[Dataset items]
════

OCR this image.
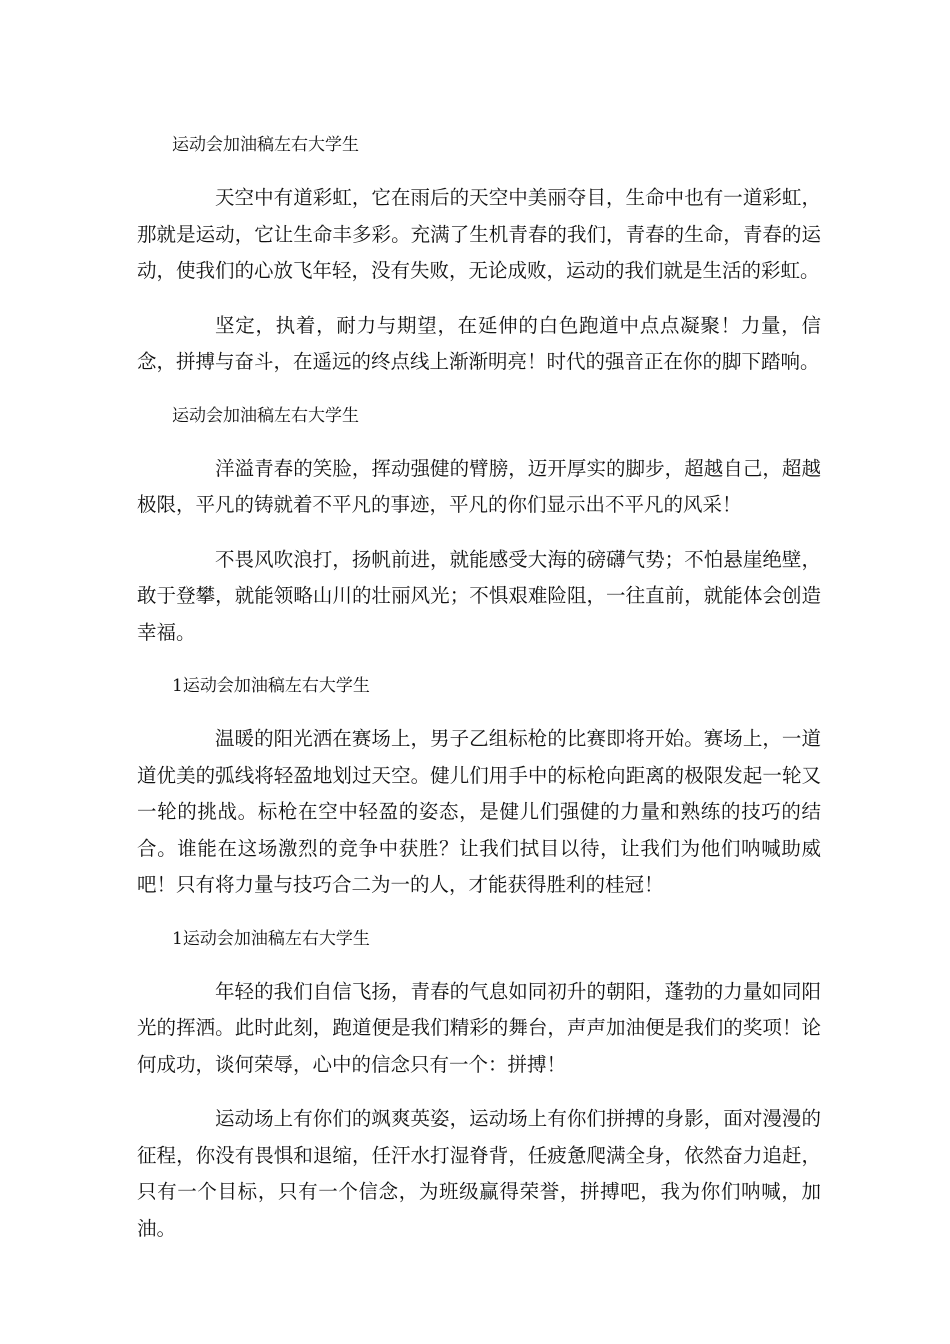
运动会加油稿左右大学生

天空中有道彩虹，它在雨后的天空中美丽夺目，生命中也有一道彩虹，那就是运动，它让生命丰多彩。充满了生机青春的我们，青春的生命，青春的运动，使我们的心放飞年轻，没有失败，无论成败，运动的我们就是生活的彩虹。

坚定，执着，耐力与期望，在延伸的白色跑道中点点凝聚！力量，信念，拼搏与奋斗，在遥远的终点线上渐渐明亮！时代的强音正在你的脚下踏响。

运动会加油稿左右大学生

洋溢青春的笑脸，挥动强健的臂膀，迈开厚实的脚步，超越自己，超越极限，平凡的铸就着不平凡的事迹，平凡的你们显示出不平凡的风采！

不畏风吹浪打，扬帆前进，就能感受大海的磅礴气势；不怕悬崖绝壁，敢于登攀，就能领略山川的壮丽风光；不惧艰难险阻，一往直前，就能体会创造幸福。

1运动会加油稿左右大学生

温暖的阳光洒在赛场上，男子乙组标枪的比赛即将开始。赛场上，一道道优美的弧线将轻盈地划过天空。健儿们用手中的标枪向距离的极限发起一轮又一轮的挑战。标枪在空中轻盈的姿态，是健儿们强健的力量和熟练的技巧的结合。谁能在这场激烈的竞争中获胜？让我们拭目以待，让我们为他们呐喊助威吧！只有将力量与技巧合二为一的人，才能获得胜利的桂冠！

1运动会加油稿左右大学生

年轻的我们自信飞扬，青春的气息如同初升的朝阳，蓬勃的力量如同阳光的挥洒。此时此刻，跑道便是我们精彩的舞台，声声加油便是我们的奖项！论何成功，谈何荣辱，心中的信念只有一个：拼搏！

运动场上有你们的飒爽英姿，运动场上有你们拼搏的身影，面对漫漫的征程，你没有畏惧和退缩，任汗水打湿脊背，任疲惫爬满全身，依然奋力追赶，只有一个目标，只有一个信念，为班级赢得荣誉，拼搏吧，我为你们呐喊，加油。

════

OBJECTIVE:
Exactly reproduce each record, leaving out any pictures.

SOLUTION TO THIS TASK:
OCR this image.
运动会加油稿左右大学生

天空中有道彩虹，它在雨后的天空中美丽夺目，生命中也有一道彩虹，那就是运动，它让生命丰多彩。充满了生机青春的我们，青春的生命，青春的运动，使我们的心放飞年轻，没有失败，无论成败，运动的我们就是生活的彩虹。

坚定，执着，耐力与期望，在延伸的白色跑道中点点凝聚！力量，信念，拼搏与奋斗，在遥远的终点线上渐渐明亮！时代的强音正在你的脚下踏响。

运动会加油稿左右大学生

洋溢青春的笑脸，挥动强健的臂膀，迈开厚实的脚步，超越自己，超越极限，平凡的铸就着不平凡的事迹，平凡的你们显示出不平凡的风采！

不畏风吹浪打，扬帆前进，就能感受大海的磅礴气势；不怕悬崖绝壁，敢于登攀，就能领略山川的壮丽风光；不惧艰难险阻，一往直前，就能体会创造幸福。

1运动会加油稿左右大学生

温暖的阳光洒在赛场上，男子乙组标枪的比赛即将开始。赛场上，一道道优美的弧线将轻盈地划过天空。健儿们用手中的标枪向距离的极限发起一轮又一轮的挑战。标枪在空中轻盈的姿态，是健儿们强健的力量和熟练的技巧的结合。谁能在这场激烈的竞争中获胜？让我们拭目以待，让我们为他们呐喊助威吧！只有将力量与技巧合二为一的人，才能获得胜利的桂冠！

1运动会加油稿左右大学生

年轻的我们自信飞扬，青春的气息如同初升的朝阳，蓬勃的力量如同阳光的挥洒。此时此刻，跑道便是我们精彩的舞台，声声加油便是我们的奖项！论何成功，谈何荣辱，心中的信念只有一个：拼搏！

运动场上有你们的飒爽英姿，运动场上有你们拼搏的身影，面对漫漫的征程，你没有畏惧和退缩，任汗水打湿脊背，任疲惫爬满全身，依然奋力追赶，只有一个目标，只有一个信念，为班级赢得荣誉，拼搏吧，我为你们呐喊，加油。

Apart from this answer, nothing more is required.